== Requirement ==
Look through the records below and collect all lines that hold the string "true".

== Records ==
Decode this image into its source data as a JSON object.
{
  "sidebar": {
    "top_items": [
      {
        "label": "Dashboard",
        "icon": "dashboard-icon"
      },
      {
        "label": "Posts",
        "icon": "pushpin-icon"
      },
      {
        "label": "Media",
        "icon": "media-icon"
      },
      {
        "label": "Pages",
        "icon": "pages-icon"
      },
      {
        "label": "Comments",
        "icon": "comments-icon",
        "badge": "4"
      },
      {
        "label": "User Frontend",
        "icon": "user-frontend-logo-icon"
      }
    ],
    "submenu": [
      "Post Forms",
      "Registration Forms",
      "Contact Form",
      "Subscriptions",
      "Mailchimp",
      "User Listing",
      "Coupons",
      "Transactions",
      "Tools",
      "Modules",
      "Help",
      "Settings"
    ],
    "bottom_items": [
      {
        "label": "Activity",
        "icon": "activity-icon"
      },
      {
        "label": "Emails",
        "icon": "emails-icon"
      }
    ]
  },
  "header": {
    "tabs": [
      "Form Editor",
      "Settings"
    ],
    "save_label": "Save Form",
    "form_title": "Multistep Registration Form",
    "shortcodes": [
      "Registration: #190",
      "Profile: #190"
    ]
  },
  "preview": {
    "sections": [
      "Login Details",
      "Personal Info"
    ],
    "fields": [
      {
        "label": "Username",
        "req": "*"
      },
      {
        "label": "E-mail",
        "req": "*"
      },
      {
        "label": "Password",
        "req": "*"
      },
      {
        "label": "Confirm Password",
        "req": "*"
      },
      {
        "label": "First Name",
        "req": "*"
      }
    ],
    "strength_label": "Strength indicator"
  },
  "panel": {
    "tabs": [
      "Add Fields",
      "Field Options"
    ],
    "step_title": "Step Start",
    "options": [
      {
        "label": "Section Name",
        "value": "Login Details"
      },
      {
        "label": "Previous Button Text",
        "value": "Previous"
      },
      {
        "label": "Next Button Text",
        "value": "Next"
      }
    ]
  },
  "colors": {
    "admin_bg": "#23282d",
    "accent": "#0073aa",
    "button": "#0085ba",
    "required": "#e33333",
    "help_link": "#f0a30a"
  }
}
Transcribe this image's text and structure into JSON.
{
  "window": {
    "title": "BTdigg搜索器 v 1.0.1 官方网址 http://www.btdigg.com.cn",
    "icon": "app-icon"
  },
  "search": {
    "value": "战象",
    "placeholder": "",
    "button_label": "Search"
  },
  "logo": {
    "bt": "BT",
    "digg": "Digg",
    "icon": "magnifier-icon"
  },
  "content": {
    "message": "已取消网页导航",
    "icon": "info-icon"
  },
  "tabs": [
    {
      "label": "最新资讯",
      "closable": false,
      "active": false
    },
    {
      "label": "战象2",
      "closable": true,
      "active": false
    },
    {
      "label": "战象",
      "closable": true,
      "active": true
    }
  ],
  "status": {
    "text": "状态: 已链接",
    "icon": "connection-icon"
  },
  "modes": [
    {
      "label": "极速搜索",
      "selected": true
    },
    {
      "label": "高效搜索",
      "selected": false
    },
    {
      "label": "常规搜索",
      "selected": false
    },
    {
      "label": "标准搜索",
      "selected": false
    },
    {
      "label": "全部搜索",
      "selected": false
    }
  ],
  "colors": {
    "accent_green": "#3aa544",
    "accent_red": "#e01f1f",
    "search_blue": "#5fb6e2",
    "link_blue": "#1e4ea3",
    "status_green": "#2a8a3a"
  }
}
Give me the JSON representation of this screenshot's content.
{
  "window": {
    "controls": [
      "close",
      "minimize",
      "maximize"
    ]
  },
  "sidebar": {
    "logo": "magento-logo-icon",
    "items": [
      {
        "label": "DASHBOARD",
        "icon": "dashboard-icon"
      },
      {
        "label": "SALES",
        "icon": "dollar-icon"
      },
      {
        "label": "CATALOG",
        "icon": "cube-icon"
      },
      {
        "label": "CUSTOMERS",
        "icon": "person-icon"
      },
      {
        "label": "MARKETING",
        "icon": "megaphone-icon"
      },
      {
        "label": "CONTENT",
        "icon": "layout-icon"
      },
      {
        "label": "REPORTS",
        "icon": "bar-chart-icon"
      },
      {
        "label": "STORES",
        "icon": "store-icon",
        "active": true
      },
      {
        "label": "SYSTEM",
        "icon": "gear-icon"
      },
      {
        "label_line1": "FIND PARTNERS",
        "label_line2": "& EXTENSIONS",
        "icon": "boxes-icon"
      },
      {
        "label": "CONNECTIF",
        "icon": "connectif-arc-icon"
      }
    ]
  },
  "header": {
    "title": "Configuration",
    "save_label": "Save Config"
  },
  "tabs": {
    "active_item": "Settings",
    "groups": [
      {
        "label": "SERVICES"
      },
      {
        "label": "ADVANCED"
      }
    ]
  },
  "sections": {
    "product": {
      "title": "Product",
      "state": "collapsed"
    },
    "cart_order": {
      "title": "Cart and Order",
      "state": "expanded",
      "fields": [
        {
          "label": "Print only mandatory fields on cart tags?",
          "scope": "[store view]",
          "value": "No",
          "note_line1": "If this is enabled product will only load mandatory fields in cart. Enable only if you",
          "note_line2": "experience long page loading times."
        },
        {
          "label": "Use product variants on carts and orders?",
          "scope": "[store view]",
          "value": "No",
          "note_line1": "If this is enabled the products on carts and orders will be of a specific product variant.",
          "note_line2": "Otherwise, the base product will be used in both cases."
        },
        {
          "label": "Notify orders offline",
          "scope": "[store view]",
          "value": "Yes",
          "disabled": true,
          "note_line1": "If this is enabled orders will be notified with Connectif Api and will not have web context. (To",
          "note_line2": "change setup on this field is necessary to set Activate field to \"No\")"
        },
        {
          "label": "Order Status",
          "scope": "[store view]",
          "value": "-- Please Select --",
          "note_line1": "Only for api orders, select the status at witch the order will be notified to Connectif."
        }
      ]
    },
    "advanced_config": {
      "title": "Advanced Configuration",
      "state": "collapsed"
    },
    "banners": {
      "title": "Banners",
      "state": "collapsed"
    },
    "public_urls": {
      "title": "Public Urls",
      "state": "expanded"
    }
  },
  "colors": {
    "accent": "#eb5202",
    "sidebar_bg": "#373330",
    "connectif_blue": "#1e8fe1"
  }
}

== Exercise response ==
      "closable": true,
      "closable": true,
      "active": true
      "selected": true
        "active": true
          "disabled": true,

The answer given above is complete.